Source extract
┌──
Much has changed for Leonard Brock as the hype surrounding the Rochester Monroe Anti-Poverty Initiative has morphed into doubt and community derision.
Brock’s cars were vandalized. His home was broken into three or four times and the letters KKK were emblazoned on the fence. Eventually his family moved out of the city of Rochester.
Becoming director of RMAPI changed his life, says Brock, who assumed the role in 2015.
“I was (approached) by so many people calling me with problems they were looking to solve,” he says. “They were under the impression because of the name and the title that I was able to help them.”
His inability to solve those individual problems mirrors a larger misconception about RMAPI, one that Brock believes underlies the criticism directed at the initiative.
RMAPI is not an agency, he says, and it does not have millions of dollars in state funds to hand out. It never was intended to be a conduit for large-scale public spending.
“People don’t fully understand what (RMAPI is) trying to do. So often, I think, they’re being measured against false metrics,” says the Rev. Marvin McMickle, president of Colgate Rochester Crozer Divinity School and co-chairman of RMAPI. “People think RMAPI is a grant-making organization and that they’re not giving away enough money. … That is not what they do.”
Jaime Saunders, president and CEO of the United Way of Greater Rochester, RMAPI’s fiscal agent, believes RMAPI needs to tell its story.
“RMAPI started only three years ago and is finding its way,” she says. “It’s the largest anti-poverty initiative in the country by geographic scope and scale in terms of what it’s trying to accomplish, and doing it with the community takes time to do it right. That means listening to the community, engaging the community in a thoughtful way.”
High aspirations
RMAPI was established in 2015 in response to the exceptionally high poverty rates in the city of Rochester. It was prompted in part by a sobering report released in December 2013 by the Rochester Area Community Foundation and ACT Rochester and updated in January 2015. Researchers found Rochester’s general poverty rate—32.9 percent—ranked No. 2 nationwide among similar-size cities, second only to Hartford, Conn., at 33.5 percent.
McMickle credits Edward Dougherty, an author of the report, for opening the community’s eyes to three key metrics that reveal the severity of the problem: the general poverty rate (the number of people in a family of four living at or below the poverty line), extreme poverty (those living below 50 percent of the poverty line) and concentrated poverty (people in poverty huddled together). The 2015 update found that among comparably sized metros Rochester had the worst rates of extreme poverty, childhood poverty and concentration of people in extreme poverty.
“I don’t think people—even people of the best of goodwill—knew that before Ed’s study,” McMickle says.
Ann Marie Cook, president and CEO of Lifespan and co-chair of RMAPI’s service provision working group, says “it’s an embarrassment that we have one of the highest childhood poverty rates in the country. Rochester can do better.”
Backed by state funding, RMAPI was launched with an ambitious goal: to reduce poverty in Rochester and Monroe County by 50 percent in 15 years. Brock was chosen to lead the effort, and more than 150 community members were named to serve in six working groups.
└──
Tasks to carry out
a. According to the article on the Rochester anti-poverty initiative, what goal was RMAPI launched with?
b. Transcribe the article on the Rochester anti-poverty initiative word for word, everything from "Brock’s cars were" down to "role in 2015.".
The data that comes next has no connection to the article on the Rochester anti-poverty initiative.

Given entries
┌──
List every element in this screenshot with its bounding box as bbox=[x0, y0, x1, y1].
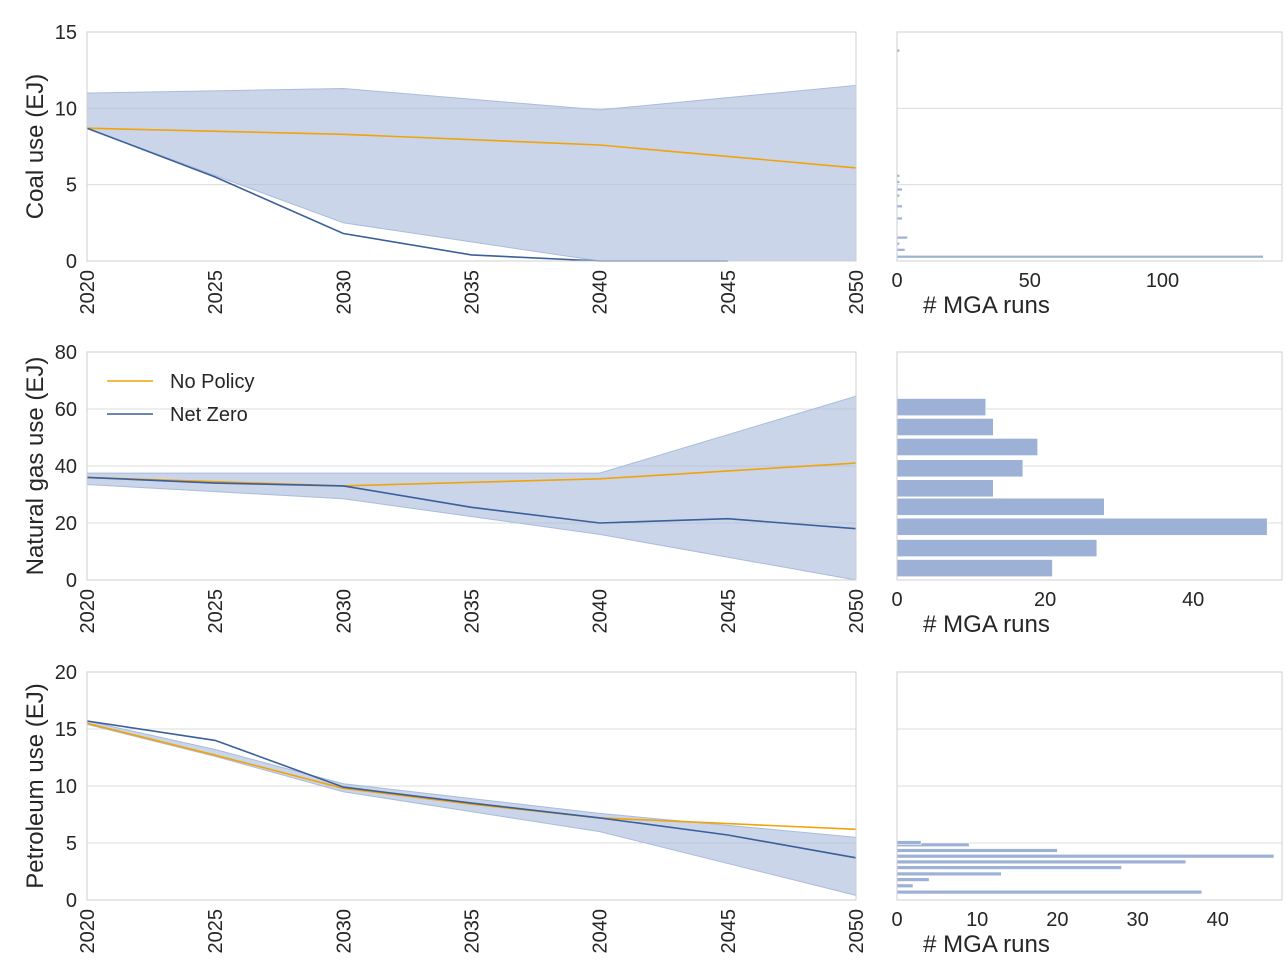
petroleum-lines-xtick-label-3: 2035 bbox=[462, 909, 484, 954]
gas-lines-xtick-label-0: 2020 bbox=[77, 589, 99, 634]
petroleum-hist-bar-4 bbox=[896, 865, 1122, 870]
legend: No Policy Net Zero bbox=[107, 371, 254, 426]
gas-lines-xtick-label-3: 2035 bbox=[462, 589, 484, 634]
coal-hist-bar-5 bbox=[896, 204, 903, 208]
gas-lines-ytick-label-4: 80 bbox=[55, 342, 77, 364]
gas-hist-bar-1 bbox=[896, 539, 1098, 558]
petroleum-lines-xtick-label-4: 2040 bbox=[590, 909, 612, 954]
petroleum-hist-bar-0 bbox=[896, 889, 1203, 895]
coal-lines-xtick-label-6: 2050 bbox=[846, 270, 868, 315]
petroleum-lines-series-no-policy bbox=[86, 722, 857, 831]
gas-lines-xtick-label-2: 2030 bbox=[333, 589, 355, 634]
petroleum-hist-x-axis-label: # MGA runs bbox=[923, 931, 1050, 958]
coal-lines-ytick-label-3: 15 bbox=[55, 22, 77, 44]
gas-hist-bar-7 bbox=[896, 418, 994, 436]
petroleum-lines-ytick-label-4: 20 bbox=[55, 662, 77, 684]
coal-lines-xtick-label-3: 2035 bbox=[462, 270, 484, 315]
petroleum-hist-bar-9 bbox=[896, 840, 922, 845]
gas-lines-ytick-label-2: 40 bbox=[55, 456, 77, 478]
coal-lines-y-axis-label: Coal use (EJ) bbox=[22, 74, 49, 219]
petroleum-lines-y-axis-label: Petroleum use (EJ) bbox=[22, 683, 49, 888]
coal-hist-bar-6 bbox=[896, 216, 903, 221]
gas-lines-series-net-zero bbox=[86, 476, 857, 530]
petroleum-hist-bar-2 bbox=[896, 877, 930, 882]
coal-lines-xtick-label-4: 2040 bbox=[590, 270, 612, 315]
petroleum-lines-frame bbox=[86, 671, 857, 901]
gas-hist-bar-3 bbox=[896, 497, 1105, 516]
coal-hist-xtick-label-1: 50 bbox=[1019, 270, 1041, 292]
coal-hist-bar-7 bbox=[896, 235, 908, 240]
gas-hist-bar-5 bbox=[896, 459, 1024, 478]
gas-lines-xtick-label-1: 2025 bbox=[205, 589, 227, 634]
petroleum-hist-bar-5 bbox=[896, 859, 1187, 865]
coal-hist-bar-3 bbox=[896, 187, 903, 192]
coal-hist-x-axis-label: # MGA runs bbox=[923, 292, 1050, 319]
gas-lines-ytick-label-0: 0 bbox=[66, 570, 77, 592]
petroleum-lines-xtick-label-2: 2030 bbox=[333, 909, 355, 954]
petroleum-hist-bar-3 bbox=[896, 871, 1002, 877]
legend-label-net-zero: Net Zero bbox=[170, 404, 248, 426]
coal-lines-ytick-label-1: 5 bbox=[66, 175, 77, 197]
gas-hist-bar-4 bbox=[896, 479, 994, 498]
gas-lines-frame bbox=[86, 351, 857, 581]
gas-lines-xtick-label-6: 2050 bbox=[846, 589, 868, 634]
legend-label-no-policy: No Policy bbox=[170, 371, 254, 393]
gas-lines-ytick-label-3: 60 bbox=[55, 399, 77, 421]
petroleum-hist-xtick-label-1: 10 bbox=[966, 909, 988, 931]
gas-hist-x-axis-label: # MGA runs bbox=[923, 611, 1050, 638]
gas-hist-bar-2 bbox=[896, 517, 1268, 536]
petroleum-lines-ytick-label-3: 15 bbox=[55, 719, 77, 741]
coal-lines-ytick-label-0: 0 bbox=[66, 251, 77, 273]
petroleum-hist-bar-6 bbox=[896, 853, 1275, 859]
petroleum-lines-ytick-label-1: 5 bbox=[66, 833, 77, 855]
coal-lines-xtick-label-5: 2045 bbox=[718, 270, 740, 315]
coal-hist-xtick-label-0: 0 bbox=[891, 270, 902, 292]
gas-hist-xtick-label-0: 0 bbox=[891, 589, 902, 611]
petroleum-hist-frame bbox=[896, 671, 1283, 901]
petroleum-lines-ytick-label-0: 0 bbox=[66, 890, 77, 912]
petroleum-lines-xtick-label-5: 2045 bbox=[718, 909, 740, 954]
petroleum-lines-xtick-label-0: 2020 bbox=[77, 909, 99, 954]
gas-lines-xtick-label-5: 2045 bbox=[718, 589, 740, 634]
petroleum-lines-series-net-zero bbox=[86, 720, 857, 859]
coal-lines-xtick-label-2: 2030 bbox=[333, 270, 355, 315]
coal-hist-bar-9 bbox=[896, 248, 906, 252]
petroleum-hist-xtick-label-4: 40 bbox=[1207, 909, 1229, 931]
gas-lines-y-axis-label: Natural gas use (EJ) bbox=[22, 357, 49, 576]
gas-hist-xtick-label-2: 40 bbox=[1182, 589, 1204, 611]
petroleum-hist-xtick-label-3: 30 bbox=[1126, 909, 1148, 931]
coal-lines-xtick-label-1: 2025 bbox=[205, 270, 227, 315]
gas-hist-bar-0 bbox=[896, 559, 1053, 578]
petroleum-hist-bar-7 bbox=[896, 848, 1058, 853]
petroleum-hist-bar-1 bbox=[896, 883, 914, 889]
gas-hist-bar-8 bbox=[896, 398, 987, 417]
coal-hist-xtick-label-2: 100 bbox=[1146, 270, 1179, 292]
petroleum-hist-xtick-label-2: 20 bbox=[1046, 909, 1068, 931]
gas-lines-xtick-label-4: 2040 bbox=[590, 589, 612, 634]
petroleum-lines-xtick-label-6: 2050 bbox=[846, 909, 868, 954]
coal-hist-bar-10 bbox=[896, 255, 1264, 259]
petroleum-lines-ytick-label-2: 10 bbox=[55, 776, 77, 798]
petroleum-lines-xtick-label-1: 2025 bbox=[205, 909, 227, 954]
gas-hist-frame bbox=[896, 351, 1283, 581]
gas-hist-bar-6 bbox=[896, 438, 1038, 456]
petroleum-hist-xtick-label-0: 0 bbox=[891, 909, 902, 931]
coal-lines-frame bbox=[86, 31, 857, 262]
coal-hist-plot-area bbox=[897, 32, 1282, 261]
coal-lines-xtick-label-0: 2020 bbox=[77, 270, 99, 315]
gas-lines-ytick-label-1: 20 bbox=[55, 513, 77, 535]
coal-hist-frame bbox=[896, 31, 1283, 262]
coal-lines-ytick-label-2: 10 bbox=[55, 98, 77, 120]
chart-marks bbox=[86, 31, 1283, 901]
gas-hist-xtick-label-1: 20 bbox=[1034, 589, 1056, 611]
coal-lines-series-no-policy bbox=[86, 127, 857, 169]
└──
Responses to the tasks
a. RMAPI was launched to reduce poverty in Rochester and Monroe County by 50 percent in 15 years.

b.
Brock’s cars were vandalized. His home was broken into three or four times and the letters KKK were emblazoned on the fence. Eventually his family moved out of the city of Rochester.
Becoming director of RMAPI changed his life, says Brock, who assumed the role in 2015.